(Dataset rows)
====
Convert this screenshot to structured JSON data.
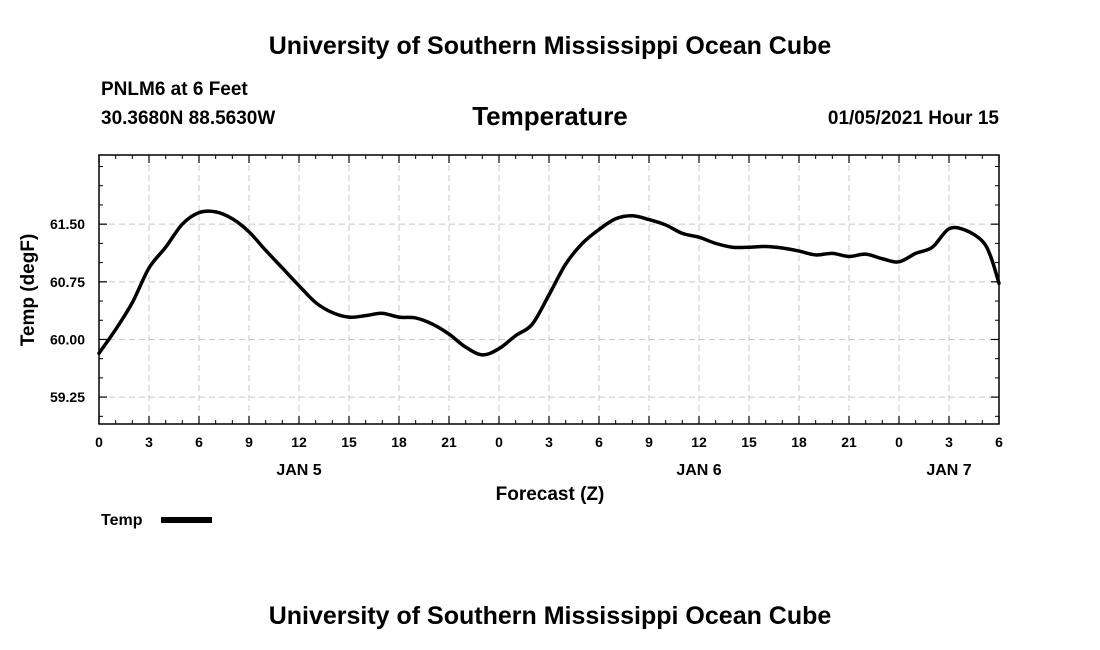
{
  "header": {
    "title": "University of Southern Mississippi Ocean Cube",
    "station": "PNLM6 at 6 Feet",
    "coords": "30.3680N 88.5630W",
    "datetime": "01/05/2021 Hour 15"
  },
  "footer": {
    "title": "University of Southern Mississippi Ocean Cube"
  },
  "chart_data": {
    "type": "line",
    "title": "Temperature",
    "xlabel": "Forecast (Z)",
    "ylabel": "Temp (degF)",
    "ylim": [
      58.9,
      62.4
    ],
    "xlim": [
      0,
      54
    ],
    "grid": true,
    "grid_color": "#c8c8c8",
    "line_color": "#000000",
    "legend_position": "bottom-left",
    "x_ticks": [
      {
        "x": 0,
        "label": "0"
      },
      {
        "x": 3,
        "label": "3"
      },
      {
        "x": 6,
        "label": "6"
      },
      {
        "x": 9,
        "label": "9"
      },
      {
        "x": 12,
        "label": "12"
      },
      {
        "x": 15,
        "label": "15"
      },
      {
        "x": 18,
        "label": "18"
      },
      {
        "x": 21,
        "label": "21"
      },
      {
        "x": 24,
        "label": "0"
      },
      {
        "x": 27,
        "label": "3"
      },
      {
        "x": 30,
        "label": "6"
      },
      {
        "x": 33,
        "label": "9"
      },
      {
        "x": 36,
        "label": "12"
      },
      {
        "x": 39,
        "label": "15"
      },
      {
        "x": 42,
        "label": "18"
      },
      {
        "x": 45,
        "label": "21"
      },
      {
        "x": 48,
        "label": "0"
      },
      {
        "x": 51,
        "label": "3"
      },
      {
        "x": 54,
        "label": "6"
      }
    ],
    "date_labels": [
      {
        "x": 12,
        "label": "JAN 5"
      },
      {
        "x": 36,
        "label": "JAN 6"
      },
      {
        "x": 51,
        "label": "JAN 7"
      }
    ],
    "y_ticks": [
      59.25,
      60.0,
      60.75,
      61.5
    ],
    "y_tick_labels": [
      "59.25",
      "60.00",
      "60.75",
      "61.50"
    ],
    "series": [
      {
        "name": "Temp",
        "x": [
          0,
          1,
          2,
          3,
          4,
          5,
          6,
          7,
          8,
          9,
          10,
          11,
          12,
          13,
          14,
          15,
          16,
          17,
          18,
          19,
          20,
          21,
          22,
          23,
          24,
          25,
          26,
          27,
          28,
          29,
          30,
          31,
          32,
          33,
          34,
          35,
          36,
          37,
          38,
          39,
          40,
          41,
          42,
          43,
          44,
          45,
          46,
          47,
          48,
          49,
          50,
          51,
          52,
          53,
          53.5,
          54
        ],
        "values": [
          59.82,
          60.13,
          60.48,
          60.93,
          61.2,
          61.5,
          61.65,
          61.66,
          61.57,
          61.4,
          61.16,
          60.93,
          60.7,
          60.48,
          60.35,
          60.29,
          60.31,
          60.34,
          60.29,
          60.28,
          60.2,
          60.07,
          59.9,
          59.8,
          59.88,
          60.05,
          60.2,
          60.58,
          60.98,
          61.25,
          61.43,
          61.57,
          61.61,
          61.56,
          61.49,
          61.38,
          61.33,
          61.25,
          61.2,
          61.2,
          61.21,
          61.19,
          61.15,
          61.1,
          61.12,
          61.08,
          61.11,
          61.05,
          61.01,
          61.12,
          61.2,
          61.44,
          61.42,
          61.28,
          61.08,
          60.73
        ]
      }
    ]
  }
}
====
> THE REQUEST: Make an exact copy of the whole listing, but don't bring over any pictures.

> SOLUTION:
Convert this screenshot to structured JSON data.
{
  "header": {
    "title": "University of Southern Mississippi Ocean Cube",
    "station": "PNLM6 at 6 Feet",
    "coords": "30.3680N 88.5630W",
    "datetime": "01/05/2021 Hour 15"
  },
  "footer": {
    "title": "University of Southern Mississippi Ocean Cube"
  },
  "chart_data": {
    "type": "line",
    "title": "Temperature",
    "xlabel": "Forecast (Z)",
    "ylabel": "Temp (degF)",
    "ylim": [
      58.9,
      62.4
    ],
    "xlim": [
      0,
      54
    ],
    "grid": true,
    "grid_color": "#c8c8c8",
    "line_color": "#000000",
    "legend_position": "bottom-left",
    "x_ticks": [
      {
        "x": 0,
        "label": "0"
      },
      {
        "x": 3,
        "label": "3"
      },
      {
        "x": 6,
        "label": "6"
      },
      {
        "x": 9,
        "label": "9"
      },
      {
        "x": 12,
        "label": "12"
      },
      {
        "x": 15,
        "label": "15"
      },
      {
        "x": 18,
        "label": "18"
      },
      {
        "x": 21,
        "label": "21"
      },
      {
        "x": 24,
        "label": "0"
      },
      {
        "x": 27,
        "label": "3"
      },
      {
        "x": 30,
        "label": "6"
      },
      {
        "x": 33,
        "label": "9"
      },
      {
        "x": 36,
        "label": "12"
      },
      {
        "x": 39,
        "label": "15"
      },
      {
        "x": 42,
        "label": "18"
      },
      {
        "x": 45,
        "label": "21"
      },
      {
        "x": 48,
        "label": "0"
      },
      {
        "x": 51,
        "label": "3"
      },
      {
        "x": 54,
        "label": "6"
      }
    ],
    "date_labels": [
      {
        "x": 12,
        "label": "JAN 5"
      },
      {
        "x": 36,
        "label": "JAN 6"
      },
      {
        "x": 51,
        "label": "JAN 7"
      }
    ],
    "y_ticks": [
      59.25,
      60.0,
      60.75,
      61.5
    ],
    "y_tick_labels": [
      "59.25",
      "60.00",
      "60.75",
      "61.50"
    ],
    "series": [
      {
        "name": "Temp",
        "x": [
          0,
          1,
          2,
          3,
          4,
          5,
          6,
          7,
          8,
          9,
          10,
          11,
          12,
          13,
          14,
          15,
          16,
          17,
          18,
          19,
          20,
          21,
          22,
          23,
          24,
          25,
          26,
          27,
          28,
          29,
          30,
          31,
          32,
          33,
          34,
          35,
          36,
          37,
          38,
          39,
          40,
          41,
          42,
          43,
          44,
          45,
          46,
          47,
          48,
          49,
          50,
          51,
          52,
          53,
          53.5,
          54
        ],
        "values": [
          59.82,
          60.13,
          60.48,
          60.93,
          61.2,
          61.5,
          61.65,
          61.66,
          61.57,
          61.4,
          61.16,
          60.93,
          60.7,
          60.48,
          60.35,
          60.29,
          60.31,
          60.34,
          60.29,
          60.28,
          60.2,
          60.07,
          59.9,
          59.8,
          59.88,
          60.05,
          60.2,
          60.58,
          60.98,
          61.25,
          61.43,
          61.57,
          61.61,
          61.56,
          61.49,
          61.38,
          61.33,
          61.25,
          61.2,
          61.2,
          61.21,
          61.19,
          61.15,
          61.1,
          61.12,
          61.08,
          61.11,
          61.05,
          61.01,
          61.12,
          61.2,
          61.44,
          61.42,
          61.28,
          61.08,
          60.73
        ]
      }
    ]
  }
}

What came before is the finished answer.